Leaving out every picture, quote the data below exactly as it appears.

###

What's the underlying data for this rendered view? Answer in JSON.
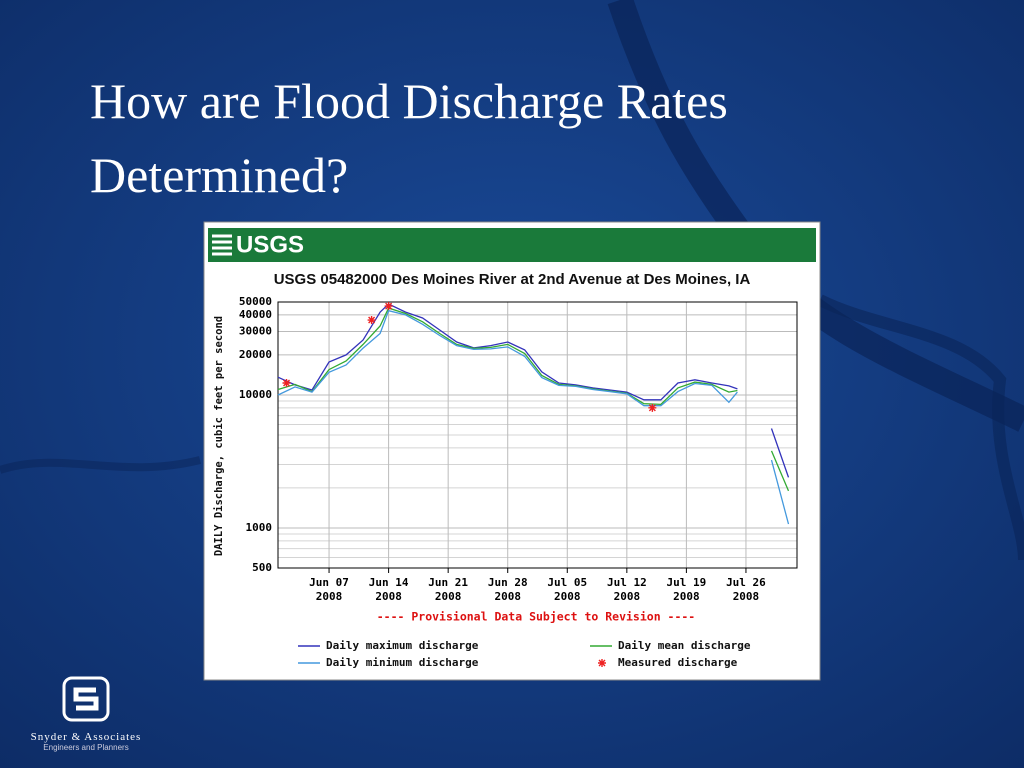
{
  "slide": {
    "title": "How are Flood Discharge Rates Determined?",
    "logo_name": "Snyder & Associates",
    "logo_tagline": "Engineers and Planners"
  },
  "chart_data": {
    "type": "line",
    "agency": "USGS",
    "title": "USGS 05482000 Des Moines River at 2nd Avenue at Des Moines, IA",
    "y_label": "DAILY Discharge, cubic feet per second",
    "note": "---- Provisional Data Subject to Revision ----",
    "log_y": true,
    "grid": true,
    "ylim": [
      500,
      50000
    ],
    "yticks": [
      500,
      1000,
      10000,
      20000,
      30000,
      40000,
      50000
    ],
    "ygrid": [
      600,
      700,
      800,
      900,
      2000,
      3000,
      4000,
      5000,
      6000,
      7000,
      8000,
      9000
    ],
    "xlim": [
      "2008-06-01",
      "2008-08-01"
    ],
    "xticks": [
      {
        "value": "2008-06-07",
        "label": "Jun 07\n2008"
      },
      {
        "value": "2008-06-14",
        "label": "Jun 14\n2008"
      },
      {
        "value": "2008-06-21",
        "label": "Jun 21\n2008"
      },
      {
        "value": "2008-06-28",
        "label": "Jun 28\n2008"
      },
      {
        "value": "2008-07-05",
        "label": "Jul 05\n2008"
      },
      {
        "value": "2008-07-12",
        "label": "Jul 12\n2008"
      },
      {
        "value": "2008-07-19",
        "label": "Jul 19\n2008"
      },
      {
        "value": "2008-07-26",
        "label": "Jul 26\n2008"
      }
    ],
    "x": [
      "2008-06-01",
      "2008-06-03",
      "2008-06-05",
      "2008-06-07",
      "2008-06-09",
      "2008-06-11",
      "2008-06-13",
      "2008-06-14",
      "2008-06-16",
      "2008-06-18",
      "2008-06-20",
      "2008-06-22",
      "2008-06-24",
      "2008-06-26",
      "2008-06-28",
      "2008-06-30",
      "2008-07-02",
      "2008-07-04",
      "2008-07-06",
      "2008-07-08",
      "2008-07-10",
      "2008-07-12",
      "2008-07-14",
      "2008-07-16",
      "2008-07-18",
      "2008-07-20",
      "2008-07-22",
      "2008-07-24",
      "2008-07-25",
      "2008-07-27",
      "2008-07-29",
      "2008-07-31"
    ],
    "series": [
      {
        "name": "Daily maximum discharge",
        "color": "#3333bb",
        "values": [
          13600,
          11900,
          10900,
          17700,
          20000,
          25900,
          42000,
          48300,
          42000,
          37900,
          30800,
          25000,
          22600,
          23500,
          25000,
          21800,
          14900,
          12300,
          11900,
          11300,
          10900,
          10500,
          9200,
          9200,
          12300,
          13000,
          12300,
          11700,
          11100,
          null,
          5600,
          2400
        ]
      },
      {
        "name": "Daily mean discharge",
        "color": "#33aa33",
        "values": [
          11000,
          12000,
          10600,
          15500,
          18000,
          24000,
          33000,
          45000,
          41000,
          35500,
          29000,
          24000,
          22400,
          22800,
          24000,
          20500,
          14000,
          12000,
          11700,
          11100,
          10700,
          10300,
          8600,
          8500,
          11300,
          12500,
          12000,
          10500,
          10800,
          null,
          3800,
          1900
        ]
      },
      {
        "name": "Daily minimum discharge",
        "color": "#4499dd",
        "values": [
          10000,
          11500,
          10500,
          14800,
          16800,
          22500,
          29000,
          43000,
          40000,
          34000,
          28000,
          23500,
          22000,
          22200,
          23000,
          19500,
          13500,
          11800,
          11600,
          11000,
          10600,
          10200,
          8300,
          8300,
          10600,
          12200,
          11800,
          8800,
          10500,
          null,
          3240,
          1070
        ]
      },
      {
        "name": "Measured discharge",
        "color": "#ee2222",
        "x": [
          "2008-06-02",
          "2008-06-12",
          "2008-06-14",
          "2008-07-15"
        ],
        "values": [
          12300,
          36600,
          46600,
          8000
        ]
      }
    ]
  }
}
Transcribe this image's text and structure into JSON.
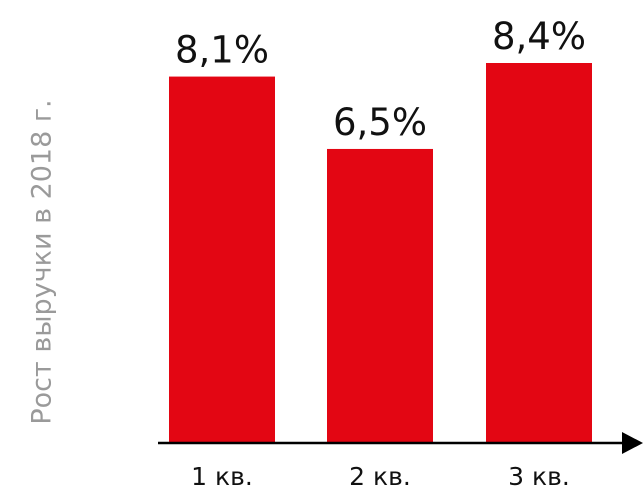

###

◆ **Correct response**:
What's the underlying data for this rendered view? Answer in JSON.
{
  "slide": {
    "title": "How are Flood Discharge Rates Determined?",
    "logo_name": "Snyder & Associates",
    "logo_tagline": "Engineers and Planners"
  },
  "chart_data": {
    "type": "line",
    "agency": "USGS",
    "title": "USGS 05482000 Des Moines River at 2nd Avenue at Des Moines, IA",
    "y_label": "DAILY Discharge, cubic feet per second",
    "note": "---- Provisional Data Subject to Revision ----",
    "log_y": true,
    "grid": true,
    "ylim": [
      500,
      50000
    ],
    "yticks": [
      500,
      1000,
      10000,
      20000,
      30000,
      40000,
      50000
    ],
    "ygrid": [
      600,
      700,
      800,
      900,
      2000,
      3000,
      4000,
      5000,
      6000,
      7000,
      8000,
      9000
    ],
    "xlim": [
      "2008-06-01",
      "2008-08-01"
    ],
    "xticks": [
      {
        "value": "2008-06-07",
        "label": "Jun 07\n2008"
      },
      {
        "value": "2008-06-14",
        "label": "Jun 14\n2008"
      },
      {
        "value": "2008-06-21",
        "label": "Jun 21\n2008"
      },
      {
        "value": "2008-06-28",
        "label": "Jun 28\n2008"
      },
      {
        "value": "2008-07-05",
        "label": "Jul 05\n2008"
      },
      {
        "value": "2008-07-12",
        "label": "Jul 12\n2008"
      },
      {
        "value": "2008-07-19",
        "label": "Jul 19\n2008"
      },
      {
        "value": "2008-07-26",
        "label": "Jul 26\n2008"
      }
    ],
    "x": [
      "2008-06-01",
      "2008-06-03",
      "2008-06-05",
      "2008-06-07",
      "2008-06-09",
      "2008-06-11",
      "2008-06-13",
      "2008-06-14",
      "2008-06-16",
      "2008-06-18",
      "2008-06-20",
      "2008-06-22",
      "2008-06-24",
      "2008-06-26",
      "2008-06-28",
      "2008-06-30",
      "2008-07-02",
      "2008-07-04",
      "2008-07-06",
      "2008-07-08",
      "2008-07-10",
      "2008-07-12",
      "2008-07-14",
      "2008-07-16",
      "2008-07-18",
      "2008-07-20",
      "2008-07-22",
      "2008-07-24",
      "2008-07-25",
      "2008-07-27",
      "2008-07-29",
      "2008-07-31"
    ],
    "series": [
      {
        "name": "Daily maximum discharge",
        "color": "#3333bb",
        "values": [
          13600,
          11900,
          10900,
          17700,
          20000,
          25900,
          42000,
          48300,
          42000,
          37900,
          30800,
          25000,
          22600,
          23500,
          25000,
          21800,
          14900,
          12300,
          11900,
          11300,
          10900,
          10500,
          9200,
          9200,
          12300,
          13000,
          12300,
          11700,
          11100,
          null,
          5600,
          2400
        ]
      },
      {
        "name": "Daily mean discharge",
        "color": "#33aa33",
        "values": [
          11000,
          12000,
          10600,
          15500,
          18000,
          24000,
          33000,
          45000,
          41000,
          35500,
          29000,
          24000,
          22400,
          22800,
          24000,
          20500,
          14000,
          12000,
          11700,
          11100,
          10700,
          10300,
          8600,
          8500,
          11300,
          12500,
          12000,
          10500,
          10800,
          null,
          3800,
          1900
        ]
      },
      {
        "name": "Daily minimum discharge",
        "color": "#4499dd",
        "values": [
          10000,
          11500,
          10500,
          14800,
          16800,
          22500,
          29000,
          43000,
          40000,
          34000,
          28000,
          23500,
          22000,
          22200,
          23000,
          19500,
          13500,
          11800,
          11600,
          11000,
          10600,
          10200,
          8300,
          8300,
          10600,
          12200,
          11800,
          8800,
          10500,
          null,
          3240,
          1070
        ]
      },
      {
        "name": "Measured discharge",
        "color": "#ee2222",
        "x": [
          "2008-06-02",
          "2008-06-12",
          "2008-06-14",
          "2008-07-15"
        ],
        "values": [
          12300,
          36600,
          46600,
          8000
        ]
      }
    ]
  }
}
Transcribe this image's text and structure into JSON.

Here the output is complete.